Records that describe figures
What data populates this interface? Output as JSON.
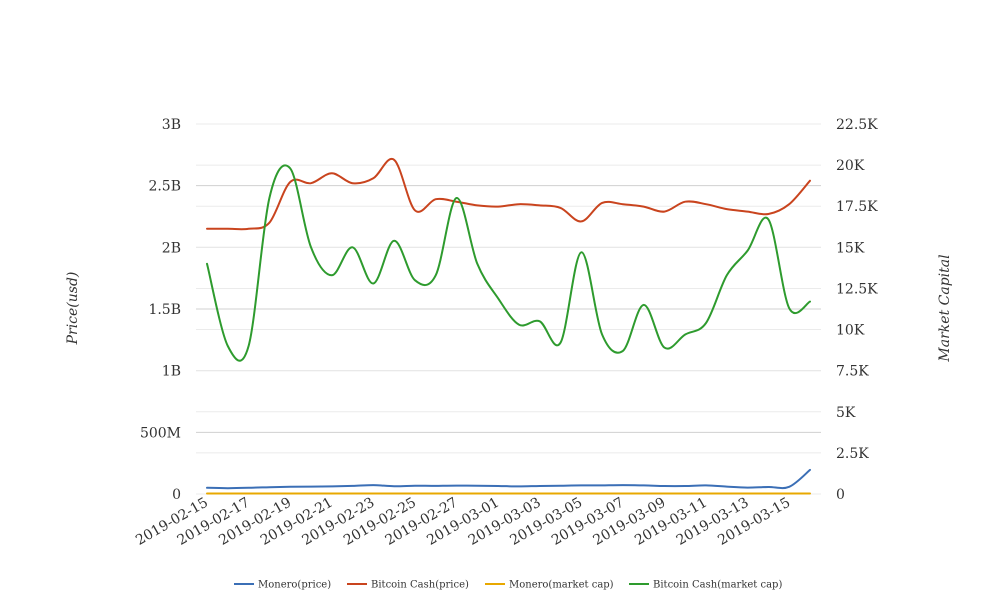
{
  "chart_data": {
    "type": "line",
    "title": "",
    "left_axis": {
      "label": "Price(usd)",
      "ticks": [
        "0",
        "500M",
        "1B",
        "1.5B",
        "2B",
        "2.5B",
        "3B"
      ],
      "ylim": [
        0,
        3000000000
      ]
    },
    "right_axis": {
      "label": "Market Capital",
      "ticks": [
        "0",
        "2.5K",
        "5K",
        "7.5K",
        "10K",
        "12.5K",
        "15K",
        "17.5K",
        "20K",
        "22.5K"
      ],
      "ylim": [
        0,
        22500
      ]
    },
    "x_tick_labels": [
      "2019-02-15",
      "2019-02-17",
      "2019-02-19",
      "2019-02-21",
      "2019-02-23",
      "2019-02-25",
      "2019-02-27",
      "2019-03-01",
      "2019-03-03",
      "2019-03-05",
      "2019-03-07",
      "2019-03-09",
      "2019-03-11",
      "2019-03-13",
      "2019-03-15"
    ],
    "x": [
      "2019-02-15",
      "2019-02-16",
      "2019-02-17",
      "2019-02-18",
      "2019-02-19",
      "2019-02-20",
      "2019-02-21",
      "2019-02-22",
      "2019-02-23",
      "2019-02-24",
      "2019-02-25",
      "2019-02-26",
      "2019-02-27",
      "2019-02-28",
      "2019-03-01",
      "2019-03-02",
      "2019-03-03",
      "2019-03-04",
      "2019-03-05",
      "2019-03-06",
      "2019-03-07",
      "2019-03-08",
      "2019-03-09",
      "2019-03-10",
      "2019-03-11",
      "2019-03-12",
      "2019-03-13",
      "2019-03-14",
      "2019-03-15",
      "2019-03-16"
    ],
    "series": [
      {
        "name": "Monero(price)",
        "axis": "left",
        "color": "#3b6fb6",
        "values": [
          50000000,
          47000000,
          50000000,
          55000000,
          58000000,
          60000000,
          62000000,
          66000000,
          72000000,
          63000000,
          67000000,
          66000000,
          68000000,
          67000000,
          65000000,
          62000000,
          65000000,
          67000000,
          70000000,
          70000000,
          72000000,
          70000000,
          65000000,
          65000000,
          70000000,
          60000000,
          52000000,
          57000000,
          58000000,
          195000000
        ]
      },
      {
        "name": "Bitcoin Cash(price)",
        "axis": "left",
        "color": "#c9441e",
        "values": [
          2150000000,
          2150000000,
          2150000000,
          2200000000,
          2530000000,
          2520000000,
          2600000000,
          2520000000,
          2560000000,
          2710000000,
          2300000000,
          2390000000,
          2370000000,
          2340000000,
          2330000000,
          2350000000,
          2340000000,
          2320000000,
          2210000000,
          2360000000,
          2350000000,
          2330000000,
          2290000000,
          2370000000,
          2350000000,
          2310000000,
          2290000000,
          2270000000,
          2350000000,
          2540000000
        ]
      },
      {
        "name": "Monero(market cap)",
        "axis": "right",
        "color": "#e8a800",
        "values": [
          30,
          30,
          30,
          30,
          30,
          30,
          30,
          30,
          30,
          30,
          30,
          30,
          30,
          30,
          30,
          30,
          30,
          30,
          30,
          30,
          30,
          30,
          30,
          30,
          30,
          30,
          30,
          30,
          30,
          30
        ]
      },
      {
        "name": "Bitcoin Cash(market cap)",
        "axis": "right",
        "color": "#2e9b2e",
        "values": [
          14000,
          9000,
          9000,
          18000,
          19800,
          15000,
          13300,
          15000,
          12800,
          15400,
          13000,
          13300,
          18000,
          14000,
          11900,
          10300,
          10500,
          9200,
          14700,
          9700,
          8700,
          11500,
          8900,
          9700,
          10400,
          13300,
          14800,
          16700,
          11300,
          11700
        ]
      }
    ],
    "legend": {
      "placement": "bottom-center",
      "labels": [
        "Monero(price)",
        "Bitcoin Cash(price)",
        "Monero(market cap)",
        "Bitcoin Cash(market cap)"
      ]
    }
  }
}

Short exercise:
Write out the listing word for word, omitting the pictures it holds.

Written answer:
What data populates this interface? Output as JSON.
{
  "chart_data": {
    "type": "line",
    "title": "",
    "left_axis": {
      "label": "Price(usd)",
      "ticks": [
        "0",
        "500M",
        "1B",
        "1.5B",
        "2B",
        "2.5B",
        "3B"
      ],
      "ylim": [
        0,
        3000000000
      ]
    },
    "right_axis": {
      "label": "Market Capital",
      "ticks": [
        "0",
        "2.5K",
        "5K",
        "7.5K",
        "10K",
        "12.5K",
        "15K",
        "17.5K",
        "20K",
        "22.5K"
      ],
      "ylim": [
        0,
        22500
      ]
    },
    "x_tick_labels": [
      "2019-02-15",
      "2019-02-17",
      "2019-02-19",
      "2019-02-21",
      "2019-02-23",
      "2019-02-25",
      "2019-02-27",
      "2019-03-01",
      "2019-03-03",
      "2019-03-05",
      "2019-03-07",
      "2019-03-09",
      "2019-03-11",
      "2019-03-13",
      "2019-03-15"
    ],
    "x": [
      "2019-02-15",
      "2019-02-16",
      "2019-02-17",
      "2019-02-18",
      "2019-02-19",
      "2019-02-20",
      "2019-02-21",
      "2019-02-22",
      "2019-02-23",
      "2019-02-24",
      "2019-02-25",
      "2019-02-26",
      "2019-02-27",
      "2019-02-28",
      "2019-03-01",
      "2019-03-02",
      "2019-03-03",
      "2019-03-04",
      "2019-03-05",
      "2019-03-06",
      "2019-03-07",
      "2019-03-08",
      "2019-03-09",
      "2019-03-10",
      "2019-03-11",
      "2019-03-12",
      "2019-03-13",
      "2019-03-14",
      "2019-03-15",
      "2019-03-16"
    ],
    "series": [
      {
        "name": "Monero(price)",
        "axis": "left",
        "color": "#3b6fb6",
        "values": [
          50000000,
          47000000,
          50000000,
          55000000,
          58000000,
          60000000,
          62000000,
          66000000,
          72000000,
          63000000,
          67000000,
          66000000,
          68000000,
          67000000,
          65000000,
          62000000,
          65000000,
          67000000,
          70000000,
          70000000,
          72000000,
          70000000,
          65000000,
          65000000,
          70000000,
          60000000,
          52000000,
          57000000,
          58000000,
          195000000
        ]
      },
      {
        "name": "Bitcoin Cash(price)",
        "axis": "left",
        "color": "#c9441e",
        "values": [
          2150000000,
          2150000000,
          2150000000,
          2200000000,
          2530000000,
          2520000000,
          2600000000,
          2520000000,
          2560000000,
          2710000000,
          2300000000,
          2390000000,
          2370000000,
          2340000000,
          2330000000,
          2350000000,
          2340000000,
          2320000000,
          2210000000,
          2360000000,
          2350000000,
          2330000000,
          2290000000,
          2370000000,
          2350000000,
          2310000000,
          2290000000,
          2270000000,
          2350000000,
          2540000000
        ]
      },
      {
        "name": "Monero(market cap)",
        "axis": "right",
        "color": "#e8a800",
        "values": [
          30,
          30,
          30,
          30,
          30,
          30,
          30,
          30,
          30,
          30,
          30,
          30,
          30,
          30,
          30,
          30,
          30,
          30,
          30,
          30,
          30,
          30,
          30,
          30,
          30,
          30,
          30,
          30,
          30,
          30
        ]
      },
      {
        "name": "Bitcoin Cash(market cap)",
        "axis": "right",
        "color": "#2e9b2e",
        "values": [
          14000,
          9000,
          9000,
          18000,
          19800,
          15000,
          13300,
          15000,
          12800,
          15400,
          13000,
          13300,
          18000,
          14000,
          11900,
          10300,
          10500,
          9200,
          14700,
          9700,
          8700,
          11500,
          8900,
          9700,
          10400,
          13300,
          14800,
          16700,
          11300,
          11700
        ]
      }
    ],
    "legend": {
      "placement": "bottom-center",
      "labels": [
        "Monero(price)",
        "Bitcoin Cash(price)",
        "Monero(market cap)",
        "Bitcoin Cash(market cap)"
      ]
    }
  }
}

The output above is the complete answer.